PROMPT =>
Reproduce the lines of the material verbatim, starting with the line containing "point xyxy=(514,513,526,524)" and ending with the line containing "point xyxy=(262,912,274,924)", both included.

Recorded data
---*---

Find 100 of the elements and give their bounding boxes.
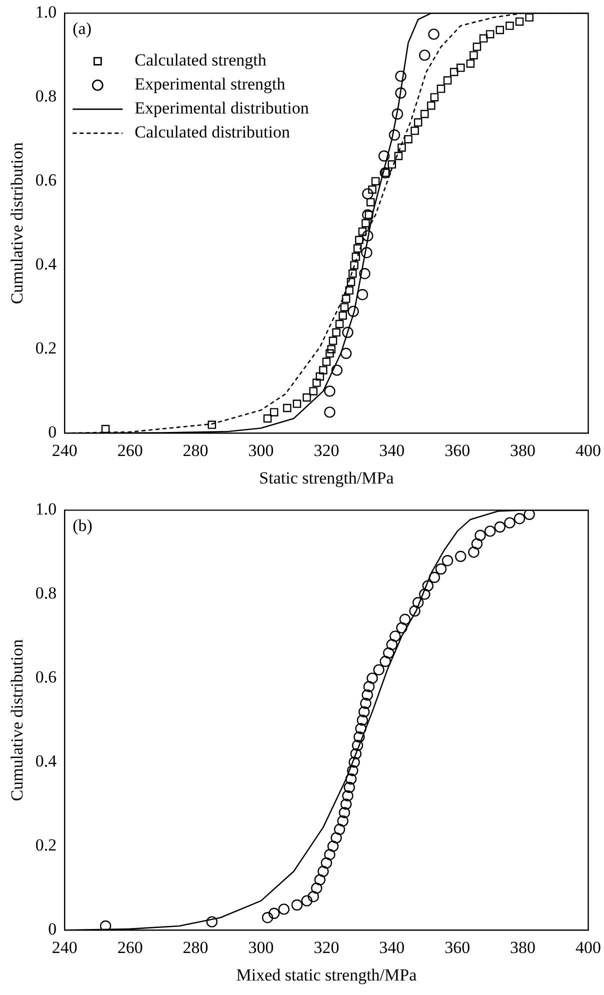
point xyxy=(514,513,526,524)
point xyxy=(371,177,380,186)
y-tick-label: 0.4 xyxy=(35,752,58,771)
x-tick-label: 360 xyxy=(444,440,470,460)
point xyxy=(338,311,347,320)
point xyxy=(359,268,370,280)
point xyxy=(350,261,358,270)
point xyxy=(356,714,368,726)
point xyxy=(410,126,419,135)
point xyxy=(427,101,436,110)
point xyxy=(409,605,420,617)
x-tick-label: 240 xyxy=(52,938,78,957)
point xyxy=(319,366,328,374)
y-tick-label: 0.2 xyxy=(35,338,57,358)
point xyxy=(268,908,280,919)
point xyxy=(435,563,447,575)
x-tick-label: 340 xyxy=(379,440,405,460)
point xyxy=(388,160,396,169)
y-tick-label: 0.2 xyxy=(35,836,57,855)
x-tick-label: 320 xyxy=(314,440,340,460)
point xyxy=(356,289,368,300)
point xyxy=(328,336,338,345)
point xyxy=(360,698,372,709)
point xyxy=(344,782,355,793)
point xyxy=(345,773,357,785)
point xyxy=(340,303,349,312)
point xyxy=(320,857,332,869)
point xyxy=(348,756,360,768)
point xyxy=(324,406,336,418)
point xyxy=(428,28,440,40)
point xyxy=(348,269,357,278)
point xyxy=(348,306,359,317)
x-tick-label: 300 xyxy=(248,938,274,957)
x-tick-label: 280 xyxy=(182,938,208,957)
point xyxy=(332,328,340,337)
point xyxy=(378,150,390,162)
point xyxy=(386,639,398,650)
y-tick-label: 0.4 xyxy=(35,254,58,274)
point xyxy=(262,912,274,924)
point xyxy=(394,152,403,160)
point xyxy=(316,372,324,381)
point xyxy=(428,572,440,583)
point xyxy=(331,364,343,376)
point xyxy=(353,244,362,253)
point xyxy=(342,294,350,303)
point xyxy=(442,555,454,566)
point xyxy=(346,278,356,286)
point xyxy=(206,916,218,928)
x-tick-label: 400 xyxy=(576,938,601,957)
y-tick-label: 1.0 xyxy=(35,2,57,22)
y-tick-label: 0.6 xyxy=(35,170,57,190)
point xyxy=(278,904,290,915)
point xyxy=(414,118,422,127)
point xyxy=(355,236,364,244)
point xyxy=(354,731,365,743)
point xyxy=(101,424,110,434)
point xyxy=(283,404,292,412)
point xyxy=(314,874,326,886)
y-tick-label: 0 xyxy=(48,920,57,939)
point xyxy=(330,832,342,844)
point xyxy=(338,807,350,818)
point xyxy=(399,614,411,625)
legend-label: Calculated strength xyxy=(134,50,267,70)
legend-label: Calculated distribution xyxy=(134,122,290,142)
point xyxy=(366,672,378,684)
legend-label: Experimental distribution xyxy=(134,98,310,118)
point xyxy=(292,400,302,408)
point xyxy=(337,815,348,827)
point xyxy=(443,76,452,85)
point xyxy=(324,386,336,397)
point xyxy=(404,135,412,144)
point xyxy=(311,882,322,894)
annotation: (a) xyxy=(72,19,92,38)
point xyxy=(334,824,346,835)
point xyxy=(430,93,439,102)
point xyxy=(515,17,524,26)
point xyxy=(484,526,496,537)
x-axis-title: Static strength/MPa xyxy=(259,468,394,488)
y-tick-label: 0 xyxy=(48,422,57,442)
point xyxy=(358,706,370,718)
y-tick-label: 0.8 xyxy=(35,584,57,603)
point xyxy=(362,219,370,228)
point xyxy=(366,198,375,206)
point xyxy=(291,899,303,911)
point xyxy=(388,129,400,141)
point xyxy=(468,546,480,558)
x-tick-label: 260 xyxy=(117,440,143,460)
point xyxy=(373,664,384,676)
x-tick-label: 380 xyxy=(510,440,536,460)
x-tick-label: 260 xyxy=(117,938,143,957)
y-axis-title: Cumulative distribution xyxy=(8,142,27,304)
point xyxy=(395,70,406,82)
annotation: (b) xyxy=(72,516,92,536)
point xyxy=(318,866,329,877)
x-tick-label: 300 xyxy=(248,440,274,460)
point xyxy=(208,420,216,429)
y-axis-title: Cumulative distribution xyxy=(8,638,27,802)
point xyxy=(524,510,535,520)
y-tick-label: 1.0 xyxy=(35,500,57,519)
point xyxy=(326,349,334,358)
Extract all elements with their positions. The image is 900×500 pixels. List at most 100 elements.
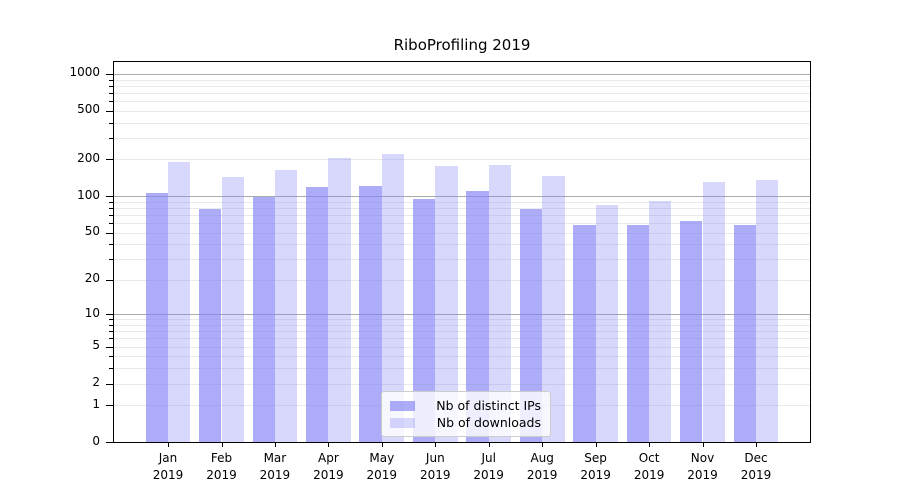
minor-gridline [114, 259, 810, 260]
y-tick-label: 10 [84, 305, 100, 320]
y-tick-mark [106, 196, 113, 198]
minor-gridline [114, 356, 810, 358]
x-tick-mark [595, 443, 597, 447]
x-tick-label: Feb 2019 [206, 451, 237, 482]
y-minor-tick-mark [109, 214, 113, 216]
y-tick-label: 50 [84, 224, 100, 238]
chart-title: RiboProfiling 2019 [393, 36, 531, 54]
x-tick-mark [542, 443, 544, 447]
minor-gridline [114, 110, 810, 112]
bar-nb-of-downloads-sep [595, 204, 618, 442]
y-tick-label: 0 [92, 433, 100, 448]
bar-nb-of-downloads-aug [542, 176, 565, 442]
x-tick-label: Jan 2019 [152, 451, 184, 482]
legend-swatch-distinct-ips [390, 400, 415, 411]
y-minor-tick-mark [109, 85, 113, 87]
bar-nb-of-distinct-ips-oct [626, 224, 650, 442]
x-tick-mark [221, 443, 223, 447]
minor-gridline [114, 214, 810, 216]
plot-area [113, 61, 811, 443]
x-tick-mark [702, 443, 704, 447]
y-minor-tick-mark [109, 338, 113, 340]
minor-gridline [114, 122, 810, 124]
major-gridline [114, 314, 810, 316]
minor-gridline [114, 383, 810, 385]
bar-nb-of-distinct-ips-aug [519, 209, 543, 442]
minor-gridline [114, 92, 810, 94]
bar-nb-of-downloads-jun [435, 166, 458, 442]
minor-gridline [114, 137, 810, 139]
legend-item-downloads: Nb of downloads [390, 415, 541, 430]
legend-swatch-downloads [390, 417, 415, 428]
minor-gridline [114, 324, 810, 326]
bar-nb-of-distinct-ips-may [359, 185, 382, 442]
y-minor-tick-mark [109, 201, 113, 203]
y-tick-mark [106, 383, 113, 385]
minor-gridline [114, 244, 810, 246]
y-minor-tick-mark [109, 319, 113, 321]
bar-nb-of-distinct-ips-mar [252, 197, 275, 442]
y-minor-tick-mark [109, 207, 113, 209]
y-minor-tick-mark [109, 122, 113, 124]
legend-label-distinct-ips: Nb of distinct IPs [436, 398, 541, 413]
y-minor-tick-mark [109, 368, 113, 370]
minor-gridline [114, 232, 810, 234]
bar-nb-of-downloads-oct [649, 200, 672, 442]
y-tick-label: 200 [77, 150, 100, 165]
x-tick-mark [168, 443, 169, 447]
x-tick-label: Oct 2019 [633, 451, 665, 482]
minor-gridline [114, 101, 810, 103]
x-tick-label: Mar 2019 [259, 451, 291, 482]
y-tick-label: 2 [92, 375, 100, 389]
y-tick-mark [106, 405, 113, 407]
bar-nb-of-downloads-may [381, 154, 405, 442]
minor-gridline [114, 319, 810, 321]
y-minor-tick-mark [109, 223, 113, 224]
x-tick-label: Jun 2019 [420, 451, 451, 482]
y-minor-tick-mark [109, 79, 113, 81]
bar-nb-of-distinct-ips-jan [145, 193, 168, 442]
x-tick-mark [435, 443, 437, 447]
x-tick-label: Jul 2019 [473, 451, 504, 482]
x-tick-mark [488, 443, 490, 447]
y-tick-label: 5 [92, 338, 100, 352]
y-tick-mark [106, 279, 113, 281]
minor-gridline [114, 201, 810, 203]
bar-nb-of-distinct-ips-jun [412, 199, 436, 442]
major-gridline [114, 73, 810, 75]
y-tick-mark [106, 346, 113, 348]
y-minor-tick-mark [109, 92, 113, 94]
bar-nb-of-distinct-ips-apr [306, 187, 329, 442]
y-tick-label: 1 [92, 396, 100, 411]
y-minor-tick-mark [109, 259, 113, 260]
x-tick-label: Apr 2019 [313, 451, 344, 482]
x-tick-mark [328, 443, 330, 447]
minor-gridline [114, 207, 810, 209]
bar-nb-of-downloads-nov [702, 182, 725, 442]
y-tick-mark [106, 159, 113, 161]
x-tick-mark [649, 443, 651, 447]
y-tick-label: 1000 [69, 65, 100, 80]
y-minor-tick-mark [109, 324, 113, 326]
minor-gridline [114, 223, 810, 224]
bar-nb-of-downloads-apr [328, 158, 351, 442]
y-tick-mark [106, 314, 113, 316]
y-tick-label: 500 [77, 102, 100, 117]
bar-nb-of-downloads-jul [488, 165, 512, 442]
bar-nb-of-distinct-ips-dec [733, 224, 756, 442]
minor-gridline [114, 346, 810, 348]
x-tick-label: Aug 2019 [526, 451, 558, 482]
bar-nb-of-distinct-ips-feb [199, 208, 222, 442]
y-minor-tick-mark [109, 137, 113, 139]
legend-item-distinct-ips: Nb of distinct IPs [390, 398, 541, 413]
y-minor-tick-mark [109, 244, 113, 246]
x-tick-mark [756, 443, 757, 447]
legend: Nb of distinct IPs Nb of downloads [381, 391, 551, 437]
legend-label-downloads: Nb of downloads [436, 415, 541, 430]
y-tick-mark [106, 232, 113, 234]
minor-gridline [114, 368, 810, 370]
bar-nb-of-distinct-ips-jul [466, 190, 489, 442]
minor-gridline [114, 338, 810, 340]
minor-gridline [114, 279, 810, 281]
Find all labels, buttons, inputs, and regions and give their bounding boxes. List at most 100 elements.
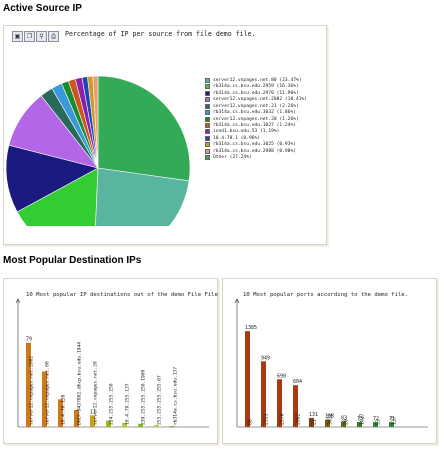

---*---

RESULT OF THIS TASK =>
point xyxy=(514,513,526,524)
point xyxy=(371,177,380,186)
y-tick-label: 0.4 xyxy=(35,752,58,771)
x-tick-label: 360 xyxy=(444,440,470,460)
point xyxy=(338,311,347,320)
point xyxy=(359,268,370,280)
point xyxy=(350,261,358,270)
point xyxy=(356,714,368,726)
point xyxy=(410,126,419,135)
point xyxy=(427,101,436,110)
point xyxy=(409,605,420,617)
x-tick-label: 240 xyxy=(52,938,78,957)
point xyxy=(319,366,328,374)
y-tick-label: 0.2 xyxy=(35,338,57,358)
point xyxy=(268,908,280,919)
point xyxy=(435,563,447,575)
x-tick-label: 340 xyxy=(379,440,405,460)
point xyxy=(388,160,396,169)
y-tick-label: 0.2 xyxy=(35,836,57,855)
x-tick-label: 320 xyxy=(314,440,340,460)
point xyxy=(356,289,368,300)
point xyxy=(328,336,338,345)
point xyxy=(360,698,372,709)
point xyxy=(344,782,355,793)
point xyxy=(345,773,357,785)
point xyxy=(340,303,349,312)
point xyxy=(320,857,332,869)
point xyxy=(348,756,360,768)
point xyxy=(324,406,336,418)
point xyxy=(428,28,440,40)
point xyxy=(348,269,357,278)
point xyxy=(348,306,359,317)
x-tick-label: 300 xyxy=(248,938,274,957)
x-tick-label: 280 xyxy=(182,938,208,957)
point xyxy=(332,328,340,337)
point xyxy=(378,150,390,162)
point xyxy=(386,639,398,650)
y-tick-label: 0.4 xyxy=(35,254,58,274)
point xyxy=(262,912,274,924)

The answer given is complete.